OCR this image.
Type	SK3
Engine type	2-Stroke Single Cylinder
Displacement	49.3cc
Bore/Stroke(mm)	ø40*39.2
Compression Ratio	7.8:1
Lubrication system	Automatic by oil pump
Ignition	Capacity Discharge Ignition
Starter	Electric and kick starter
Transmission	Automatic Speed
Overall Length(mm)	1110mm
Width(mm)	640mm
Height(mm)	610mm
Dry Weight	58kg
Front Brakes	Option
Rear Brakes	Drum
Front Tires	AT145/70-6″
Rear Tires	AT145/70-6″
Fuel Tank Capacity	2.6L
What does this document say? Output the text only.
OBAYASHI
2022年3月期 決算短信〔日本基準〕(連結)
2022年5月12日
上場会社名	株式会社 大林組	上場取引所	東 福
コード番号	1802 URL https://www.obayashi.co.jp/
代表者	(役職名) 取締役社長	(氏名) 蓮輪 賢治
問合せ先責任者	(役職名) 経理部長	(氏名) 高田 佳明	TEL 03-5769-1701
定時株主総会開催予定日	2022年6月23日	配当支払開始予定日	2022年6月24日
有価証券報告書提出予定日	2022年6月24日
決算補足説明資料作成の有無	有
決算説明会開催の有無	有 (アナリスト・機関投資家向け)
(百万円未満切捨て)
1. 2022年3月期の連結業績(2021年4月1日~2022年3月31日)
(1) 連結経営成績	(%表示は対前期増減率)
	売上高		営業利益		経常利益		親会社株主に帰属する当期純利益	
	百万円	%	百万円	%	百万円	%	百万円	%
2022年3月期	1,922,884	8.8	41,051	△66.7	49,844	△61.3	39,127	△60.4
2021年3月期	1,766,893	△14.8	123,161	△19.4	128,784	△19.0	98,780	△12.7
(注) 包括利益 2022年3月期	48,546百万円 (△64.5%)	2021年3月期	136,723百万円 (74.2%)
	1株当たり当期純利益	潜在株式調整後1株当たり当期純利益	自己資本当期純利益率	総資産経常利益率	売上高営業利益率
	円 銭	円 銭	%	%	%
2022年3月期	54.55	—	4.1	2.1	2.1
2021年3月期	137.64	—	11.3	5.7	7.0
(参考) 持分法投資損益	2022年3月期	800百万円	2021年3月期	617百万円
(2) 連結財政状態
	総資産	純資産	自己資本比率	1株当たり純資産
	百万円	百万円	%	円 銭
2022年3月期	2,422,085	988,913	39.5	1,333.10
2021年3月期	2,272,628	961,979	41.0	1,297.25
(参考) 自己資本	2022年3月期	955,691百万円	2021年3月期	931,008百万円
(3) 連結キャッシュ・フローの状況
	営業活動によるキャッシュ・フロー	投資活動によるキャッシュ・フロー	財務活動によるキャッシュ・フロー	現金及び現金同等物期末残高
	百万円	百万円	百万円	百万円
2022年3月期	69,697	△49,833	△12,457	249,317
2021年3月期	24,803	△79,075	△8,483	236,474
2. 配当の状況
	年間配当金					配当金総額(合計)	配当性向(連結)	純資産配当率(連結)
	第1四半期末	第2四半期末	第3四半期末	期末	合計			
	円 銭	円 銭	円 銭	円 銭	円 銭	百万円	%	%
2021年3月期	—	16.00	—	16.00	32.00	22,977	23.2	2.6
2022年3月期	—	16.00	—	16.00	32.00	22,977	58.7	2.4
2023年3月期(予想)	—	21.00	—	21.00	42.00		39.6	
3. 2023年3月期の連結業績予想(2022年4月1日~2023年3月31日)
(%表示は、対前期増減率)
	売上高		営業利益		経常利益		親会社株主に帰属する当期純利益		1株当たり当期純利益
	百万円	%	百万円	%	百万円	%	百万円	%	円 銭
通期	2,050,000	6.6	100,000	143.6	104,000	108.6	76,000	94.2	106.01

════

Using the entries above, please restate each one word for word.

OCR this image.
Type	SK3
Engine type	2-Stroke Single Cylinder
Displacement	49.3cc
Bore/Stroke(mm)	ø40*39.2
Compression Ratio	7.8:1
Lubrication system	Automatic by oil pump
Ignition	Capacity Discharge Ignition
Starter	Electric and kick starter
Transmission	Automatic Speed
Overall Length(mm)	1110mm
Width(mm)	640mm
Height(mm)	610mm
Dry Weight	58kg
Front Brakes	Option
Rear Brakes	Drum
Front Tires	AT145/70-6″
Rear Tires	AT145/70-6″
Fuel Tank Capacity	2.6L
What does this document say? Output the text only.
OBAYASHI
2022年3月期 決算短信〔日本基準〕(連結)
2022年5月12日
上場会社名	株式会社 大林組	上場取引所	東 福
コード番号	1802 URL https://www.obayashi.co.jp/
代表者	(役職名) 取締役社長	(氏名) 蓮輪 賢治
問合せ先責任者	(役職名) 経理部長	(氏名) 高田 佳明	TEL 03-5769-1701
定時株主総会開催予定日	2022年6月23日	配当支払開始予定日	2022年6月24日
有価証券報告書提出予定日	2022年6月24日
決算補足説明資料作成の有無	有
決算説明会開催の有無	有 (アナリスト・機関投資家向け)
(百万円未満切捨て)
1. 2022年3月期の連結業績(2021年4月1日~2022年3月31日)
(1) 連結経営成績	(%表示は対前期増減率)
	売上高		営業利益		経常利益		親会社株主に帰属する当期純利益	
	百万円	%	百万円	%	百万円	%	百万円	%
2022年3月期	1,922,884	8.8	41,051	△66.7	49,844	△61.3	39,127	△60.4
2021年3月期	1,766,893	△14.8	123,161	△19.4	128,784	△19.0	98,780	△12.7
(注) 包括利益 2022年3月期	48,546百万円 (△64.5%)	2021年3月期	136,723百万円 (74.2%)
	1株当たり当期純利益	潜在株式調整後1株当たり当期純利益	自己資本当期純利益率	総資産経常利益率	売上高営業利益率
	円 銭	円 銭	%	%	%
2022年3月期	54.55	—	4.1	2.1	2.1
2021年3月期	137.64	—	11.3	5.7	7.0
(参考) 持分法投資損益	2022年3月期	800百万円	2021年3月期	617百万円
(2) 連結財政状態
	総資産	純資産	自己資本比率	1株当たり純資産
	百万円	百万円	%	円 銭
2022年3月期	2,422,085	988,913	39.5	1,333.10
2021年3月期	2,272,628	961,979	41.0	1,297.25
(参考) 自己資本	2022年3月期	955,691百万円	2021年3月期	931,008百万円
(3) 連結キャッシュ・フローの状況
	営業活動によるキャッシュ・フロー	投資活動によるキャッシュ・フロー	財務活動によるキャッシュ・フロー	現金及び現金同等物期末残高
	百万円	百万円	百万円	百万円
2022年3月期	69,697	△49,833	△12,457	249,317
2021年3月期	24,803	△79,075	△8,483	236,474
2. 配当の状況
	年間配当金					配当金総額(合計)	配当性向(連結)	純資産配当率(連結)
	第1四半期末	第2四半期末	第3四半期末	期末	合計			
	円 銭	円 銭	円 銭	円 銭	円 銭	百万円	%	%
2021年3月期	—	16.00	—	16.00	32.00	22,977	23.2	2.6
2022年3月期	—	16.00	—	16.00	32.00	22,977	58.7	2.4
2023年3月期(予想)	—	21.00	—	21.00	42.00		39.6	
3. 2023年3月期の連結業績予想(2022年4月1日~2023年3月31日)
(%表示は、対前期増減率)
	売上高		営業利益		経常利益		親会社株主に帰属する当期純利益		1株当たり当期純利益
	百万円	%	百万円	%	百万円	%	百万円	%	円 銭
通期	2,050,000	6.6	100,000	143.6	104,000	108.6	76,000	94.2	106.01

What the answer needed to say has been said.